_Required work_. Gather from the listing below each line that includes the word "start", and copy it.

━━━━━━━━━━━━━━━━━━━━

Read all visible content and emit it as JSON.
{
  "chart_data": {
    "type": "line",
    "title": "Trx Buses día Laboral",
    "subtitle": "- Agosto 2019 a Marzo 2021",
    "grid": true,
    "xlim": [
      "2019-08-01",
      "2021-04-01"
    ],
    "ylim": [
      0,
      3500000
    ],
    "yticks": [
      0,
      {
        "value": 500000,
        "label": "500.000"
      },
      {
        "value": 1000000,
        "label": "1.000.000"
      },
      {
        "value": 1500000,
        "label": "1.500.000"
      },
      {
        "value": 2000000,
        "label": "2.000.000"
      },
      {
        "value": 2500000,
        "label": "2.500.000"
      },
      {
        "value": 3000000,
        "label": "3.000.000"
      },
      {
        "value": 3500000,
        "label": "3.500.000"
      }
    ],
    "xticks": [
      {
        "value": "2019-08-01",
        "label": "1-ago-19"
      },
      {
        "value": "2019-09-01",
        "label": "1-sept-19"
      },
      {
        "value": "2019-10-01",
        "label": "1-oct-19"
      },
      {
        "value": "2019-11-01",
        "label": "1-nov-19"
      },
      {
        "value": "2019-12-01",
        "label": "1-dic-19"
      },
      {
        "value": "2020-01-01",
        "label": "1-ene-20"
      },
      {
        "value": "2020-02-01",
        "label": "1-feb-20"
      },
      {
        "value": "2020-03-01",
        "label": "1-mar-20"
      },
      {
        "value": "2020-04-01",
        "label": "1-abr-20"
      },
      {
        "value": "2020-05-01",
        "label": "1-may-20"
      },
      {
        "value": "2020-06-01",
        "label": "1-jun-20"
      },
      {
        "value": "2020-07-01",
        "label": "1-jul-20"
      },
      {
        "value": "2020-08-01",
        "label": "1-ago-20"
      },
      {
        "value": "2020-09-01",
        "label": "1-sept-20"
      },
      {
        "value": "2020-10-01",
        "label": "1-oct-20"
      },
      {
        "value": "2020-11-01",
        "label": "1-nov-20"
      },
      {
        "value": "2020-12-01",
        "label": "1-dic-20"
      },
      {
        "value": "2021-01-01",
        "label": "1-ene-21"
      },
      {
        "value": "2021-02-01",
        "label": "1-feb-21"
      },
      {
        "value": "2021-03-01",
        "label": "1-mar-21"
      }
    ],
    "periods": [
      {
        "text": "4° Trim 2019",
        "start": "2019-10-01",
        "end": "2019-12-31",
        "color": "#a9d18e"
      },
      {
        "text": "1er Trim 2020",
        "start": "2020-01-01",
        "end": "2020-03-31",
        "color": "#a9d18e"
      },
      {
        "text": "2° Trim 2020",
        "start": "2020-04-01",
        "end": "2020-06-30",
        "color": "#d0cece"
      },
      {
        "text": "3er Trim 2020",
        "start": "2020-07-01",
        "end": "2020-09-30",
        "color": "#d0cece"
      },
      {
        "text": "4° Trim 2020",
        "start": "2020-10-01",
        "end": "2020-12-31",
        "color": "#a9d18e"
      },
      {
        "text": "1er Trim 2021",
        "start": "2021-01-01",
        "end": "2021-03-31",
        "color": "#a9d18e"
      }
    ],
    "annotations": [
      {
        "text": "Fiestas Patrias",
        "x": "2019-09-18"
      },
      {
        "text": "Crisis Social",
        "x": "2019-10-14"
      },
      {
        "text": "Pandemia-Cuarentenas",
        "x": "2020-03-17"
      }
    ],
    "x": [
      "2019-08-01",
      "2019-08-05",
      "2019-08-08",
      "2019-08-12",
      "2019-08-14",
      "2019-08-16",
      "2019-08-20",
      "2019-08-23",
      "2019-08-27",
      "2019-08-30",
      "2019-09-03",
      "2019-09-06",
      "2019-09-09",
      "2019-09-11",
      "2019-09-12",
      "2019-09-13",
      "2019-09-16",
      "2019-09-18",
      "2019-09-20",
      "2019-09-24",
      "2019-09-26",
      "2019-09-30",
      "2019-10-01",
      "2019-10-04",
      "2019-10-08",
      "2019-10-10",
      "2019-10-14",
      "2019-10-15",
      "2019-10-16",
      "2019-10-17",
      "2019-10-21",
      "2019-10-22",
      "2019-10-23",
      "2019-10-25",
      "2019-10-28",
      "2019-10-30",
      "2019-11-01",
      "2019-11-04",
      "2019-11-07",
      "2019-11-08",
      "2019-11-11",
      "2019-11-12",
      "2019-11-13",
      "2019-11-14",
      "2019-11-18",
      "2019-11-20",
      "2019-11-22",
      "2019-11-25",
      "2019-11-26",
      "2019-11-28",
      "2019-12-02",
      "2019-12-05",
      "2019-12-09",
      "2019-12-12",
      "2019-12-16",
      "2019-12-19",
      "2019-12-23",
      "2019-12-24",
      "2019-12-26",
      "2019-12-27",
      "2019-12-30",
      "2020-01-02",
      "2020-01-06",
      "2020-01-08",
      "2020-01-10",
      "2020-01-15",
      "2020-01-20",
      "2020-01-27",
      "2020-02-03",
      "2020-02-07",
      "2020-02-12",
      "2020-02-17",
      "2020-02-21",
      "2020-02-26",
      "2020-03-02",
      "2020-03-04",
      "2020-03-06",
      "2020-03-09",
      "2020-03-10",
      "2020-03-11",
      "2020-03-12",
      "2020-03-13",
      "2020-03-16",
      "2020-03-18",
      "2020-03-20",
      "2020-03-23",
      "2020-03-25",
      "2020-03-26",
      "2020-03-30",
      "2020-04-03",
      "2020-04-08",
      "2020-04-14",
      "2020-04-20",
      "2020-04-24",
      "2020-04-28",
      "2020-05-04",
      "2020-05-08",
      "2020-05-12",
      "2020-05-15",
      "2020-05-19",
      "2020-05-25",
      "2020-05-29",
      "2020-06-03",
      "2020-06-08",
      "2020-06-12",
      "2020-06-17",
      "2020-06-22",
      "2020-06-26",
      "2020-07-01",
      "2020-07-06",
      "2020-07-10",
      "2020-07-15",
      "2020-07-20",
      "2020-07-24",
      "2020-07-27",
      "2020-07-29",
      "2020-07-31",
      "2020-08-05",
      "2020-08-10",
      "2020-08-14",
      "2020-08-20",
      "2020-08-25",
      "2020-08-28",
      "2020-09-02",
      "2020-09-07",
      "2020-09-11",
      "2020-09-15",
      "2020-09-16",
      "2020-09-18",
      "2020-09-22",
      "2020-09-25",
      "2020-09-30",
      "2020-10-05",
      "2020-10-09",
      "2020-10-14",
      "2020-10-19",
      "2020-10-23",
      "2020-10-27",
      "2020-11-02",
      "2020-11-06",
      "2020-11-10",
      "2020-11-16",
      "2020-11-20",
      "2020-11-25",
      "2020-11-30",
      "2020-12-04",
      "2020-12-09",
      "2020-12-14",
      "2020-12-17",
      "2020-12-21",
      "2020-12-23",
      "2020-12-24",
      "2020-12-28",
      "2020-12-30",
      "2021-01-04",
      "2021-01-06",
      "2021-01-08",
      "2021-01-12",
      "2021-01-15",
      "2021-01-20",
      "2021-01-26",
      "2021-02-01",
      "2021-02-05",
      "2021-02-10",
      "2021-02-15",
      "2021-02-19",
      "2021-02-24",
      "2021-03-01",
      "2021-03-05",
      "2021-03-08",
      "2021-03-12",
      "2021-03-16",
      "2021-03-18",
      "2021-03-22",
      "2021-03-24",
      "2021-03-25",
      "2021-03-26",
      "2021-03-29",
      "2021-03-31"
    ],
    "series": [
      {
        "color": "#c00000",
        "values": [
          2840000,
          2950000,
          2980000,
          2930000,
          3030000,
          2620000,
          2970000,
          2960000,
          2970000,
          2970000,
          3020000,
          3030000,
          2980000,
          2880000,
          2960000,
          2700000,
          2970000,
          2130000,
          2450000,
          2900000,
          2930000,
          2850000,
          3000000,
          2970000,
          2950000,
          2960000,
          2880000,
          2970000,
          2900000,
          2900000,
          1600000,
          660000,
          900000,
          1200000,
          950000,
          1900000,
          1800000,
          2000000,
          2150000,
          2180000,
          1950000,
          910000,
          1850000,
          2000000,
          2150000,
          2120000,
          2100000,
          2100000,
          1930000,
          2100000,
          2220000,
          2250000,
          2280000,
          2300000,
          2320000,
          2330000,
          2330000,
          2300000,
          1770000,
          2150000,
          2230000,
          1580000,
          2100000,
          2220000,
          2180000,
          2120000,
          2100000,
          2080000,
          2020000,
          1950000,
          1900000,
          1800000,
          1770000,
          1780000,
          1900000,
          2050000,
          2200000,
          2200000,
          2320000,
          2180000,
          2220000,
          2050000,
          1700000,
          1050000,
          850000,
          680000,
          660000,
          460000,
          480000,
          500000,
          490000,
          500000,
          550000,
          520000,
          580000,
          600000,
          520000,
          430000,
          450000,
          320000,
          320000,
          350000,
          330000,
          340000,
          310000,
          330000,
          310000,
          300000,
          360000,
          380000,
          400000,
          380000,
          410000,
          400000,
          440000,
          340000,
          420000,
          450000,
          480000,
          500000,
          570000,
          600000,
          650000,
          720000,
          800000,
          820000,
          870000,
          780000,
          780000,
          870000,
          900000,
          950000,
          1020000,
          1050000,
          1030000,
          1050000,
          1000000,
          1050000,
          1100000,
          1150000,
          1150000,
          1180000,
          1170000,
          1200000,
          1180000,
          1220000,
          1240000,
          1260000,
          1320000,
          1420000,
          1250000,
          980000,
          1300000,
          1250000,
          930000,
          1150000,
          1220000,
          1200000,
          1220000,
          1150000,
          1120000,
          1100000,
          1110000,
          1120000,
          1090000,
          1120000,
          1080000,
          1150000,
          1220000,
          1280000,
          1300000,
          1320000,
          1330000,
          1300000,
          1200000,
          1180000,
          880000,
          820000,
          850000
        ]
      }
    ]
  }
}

━━━━━━━━━━━━━━━━━━━━

_Problem solution_.
        "start": "2019-10-01",
        "start": "2020-01-01",
        "start": "2020-04-01",
        "start": "2020-07-01",
        "start": "2020-10-01",
        "start": "2021-01-01",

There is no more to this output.